Working data:
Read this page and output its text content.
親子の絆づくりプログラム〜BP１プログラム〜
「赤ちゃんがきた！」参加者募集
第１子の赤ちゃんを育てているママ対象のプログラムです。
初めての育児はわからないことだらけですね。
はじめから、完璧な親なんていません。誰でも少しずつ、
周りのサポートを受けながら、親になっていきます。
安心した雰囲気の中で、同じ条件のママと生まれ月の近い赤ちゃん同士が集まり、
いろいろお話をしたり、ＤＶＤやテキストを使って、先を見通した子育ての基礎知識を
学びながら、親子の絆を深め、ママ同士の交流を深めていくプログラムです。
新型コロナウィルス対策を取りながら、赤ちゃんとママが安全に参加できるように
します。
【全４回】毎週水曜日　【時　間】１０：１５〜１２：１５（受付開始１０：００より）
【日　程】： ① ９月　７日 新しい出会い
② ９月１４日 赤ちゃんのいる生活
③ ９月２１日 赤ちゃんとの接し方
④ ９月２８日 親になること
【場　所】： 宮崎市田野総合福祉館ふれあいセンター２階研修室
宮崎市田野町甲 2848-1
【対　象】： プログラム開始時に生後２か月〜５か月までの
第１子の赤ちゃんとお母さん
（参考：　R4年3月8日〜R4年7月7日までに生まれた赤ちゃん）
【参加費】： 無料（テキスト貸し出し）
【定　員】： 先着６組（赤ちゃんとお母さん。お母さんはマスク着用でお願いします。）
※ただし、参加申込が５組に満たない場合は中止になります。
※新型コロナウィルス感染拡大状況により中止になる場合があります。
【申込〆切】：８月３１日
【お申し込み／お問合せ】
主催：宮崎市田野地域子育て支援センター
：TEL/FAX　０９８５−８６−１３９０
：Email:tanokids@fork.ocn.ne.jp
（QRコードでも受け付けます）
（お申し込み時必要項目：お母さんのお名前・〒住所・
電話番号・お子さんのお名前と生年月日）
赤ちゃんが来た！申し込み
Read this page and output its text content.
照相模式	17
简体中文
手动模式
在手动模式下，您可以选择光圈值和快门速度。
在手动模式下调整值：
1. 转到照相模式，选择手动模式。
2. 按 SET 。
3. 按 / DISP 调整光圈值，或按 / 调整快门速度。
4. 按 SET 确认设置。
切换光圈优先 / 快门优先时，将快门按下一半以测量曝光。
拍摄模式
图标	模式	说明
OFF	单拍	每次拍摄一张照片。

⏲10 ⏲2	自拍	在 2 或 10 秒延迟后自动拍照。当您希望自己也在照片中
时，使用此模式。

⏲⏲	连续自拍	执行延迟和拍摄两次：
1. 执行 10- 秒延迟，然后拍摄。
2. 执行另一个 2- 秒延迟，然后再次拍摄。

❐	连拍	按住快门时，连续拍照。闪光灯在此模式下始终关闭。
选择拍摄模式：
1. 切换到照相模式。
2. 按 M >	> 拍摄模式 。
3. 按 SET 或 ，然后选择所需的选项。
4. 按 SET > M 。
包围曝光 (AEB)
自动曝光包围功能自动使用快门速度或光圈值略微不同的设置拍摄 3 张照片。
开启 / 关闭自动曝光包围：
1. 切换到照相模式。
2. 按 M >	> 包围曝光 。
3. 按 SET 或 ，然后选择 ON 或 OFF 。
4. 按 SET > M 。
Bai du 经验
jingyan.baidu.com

Written exercise:
Repeat all of the records above exactly as they appear.

In response:
Read this page and output its text content.
親子の絆づくりプログラム〜BP１プログラム〜
「赤ちゃんがきた！」参加者募集
第１子の赤ちゃんを育てているママ対象のプログラムです。
初めての育児はわからないことだらけですね。
はじめから、完璧な親なんていません。誰でも少しずつ、
周りのサポートを受けながら、親になっていきます。
安心した雰囲気の中で、同じ条件のママと生まれ月の近い赤ちゃん同士が集まり、
いろいろお話をしたり、ＤＶＤやテキストを使って、先を見通した子育ての基礎知識を
学びながら、親子の絆を深め、ママ同士の交流を深めていくプログラムです。
新型コロナウィルス対策を取りながら、赤ちゃんとママが安全に参加できるように
します。
【全４回】毎週水曜日　【時　間】１０：１５〜１２：１５（受付開始１０：００より）
【日　程】： ① ９月　７日 新しい出会い
② ９月１４日 赤ちゃんのいる生活
③ ９月２１日 赤ちゃんとの接し方
④ ９月２８日 親になること
【場　所】： 宮崎市田野総合福祉館ふれあいセンター２階研修室
宮崎市田野町甲 2848-1
【対　象】： プログラム開始時に生後２か月〜５か月までの
第１子の赤ちゃんとお母さん
（参考：　R4年3月8日〜R4年7月7日までに生まれた赤ちゃん）
【参加費】： 無料（テキスト貸し出し）
【定　員】： 先着６組（赤ちゃんとお母さん。お母さんはマスク着用でお願いします。）
※ただし、参加申込が５組に満たない場合は中止になります。
※新型コロナウィルス感染拡大状況により中止になる場合があります。
【申込〆切】：８月３１日
【お申し込み／お問合せ】
主催：宮崎市田野地域子育て支援センター
：TEL/FAX　０９８５−８６−１３９０
：Email:tanokids@fork.ocn.ne.jp
（QRコードでも受け付けます）
（お申し込み時必要項目：お母さんのお名前・〒住所・
電話番号・お子さんのお名前と生年月日）
赤ちゃんが来た！申し込み
Read this page and output its text content.
照相模式	17
简体中文
手动模式
在手动模式下，您可以选择光圈值和快门速度。
在手动模式下调整值：
1. 转到照相模式，选择手动模式。
2. 按 SET 。
3. 按 / DISP 调整光圈值，或按 / 调整快门速度。
4. 按 SET 确认设置。
切换光圈优先 / 快门优先时，将快门按下一半以测量曝光。
拍摄模式
图标	模式	说明
OFF	单拍	每次拍摄一张照片。

⏲10 ⏲2	自拍	在 2 或 10 秒延迟后自动拍照。当您希望自己也在照片中
时，使用此模式。

⏲⏲	连续自拍	执行延迟和拍摄两次：
1. 执行 10- 秒延迟，然后拍摄。
2. 执行另一个 2- 秒延迟，然后再次拍摄。

❐	连拍	按住快门时，连续拍照。闪光灯在此模式下始终关闭。
选择拍摄模式：
1. 切换到照相模式。
2. 按 M >	> 拍摄模式 。
3. 按 SET 或 ，然后选择所需的选项。
4. 按 SET > M 。
包围曝光 (AEB)
自动曝光包围功能自动使用快门速度或光圈值略微不同的设置拍摄 3 张照片。
开启 / 关闭自动曝光包围：
1. 切换到照相模式。
2. 按 M >	> 包围曝光 。
3. 按 SET 或 ，然后选择 ON 或 OFF 。
4. 按 SET > M 。
Bai du 经验
jingyan.baidu.com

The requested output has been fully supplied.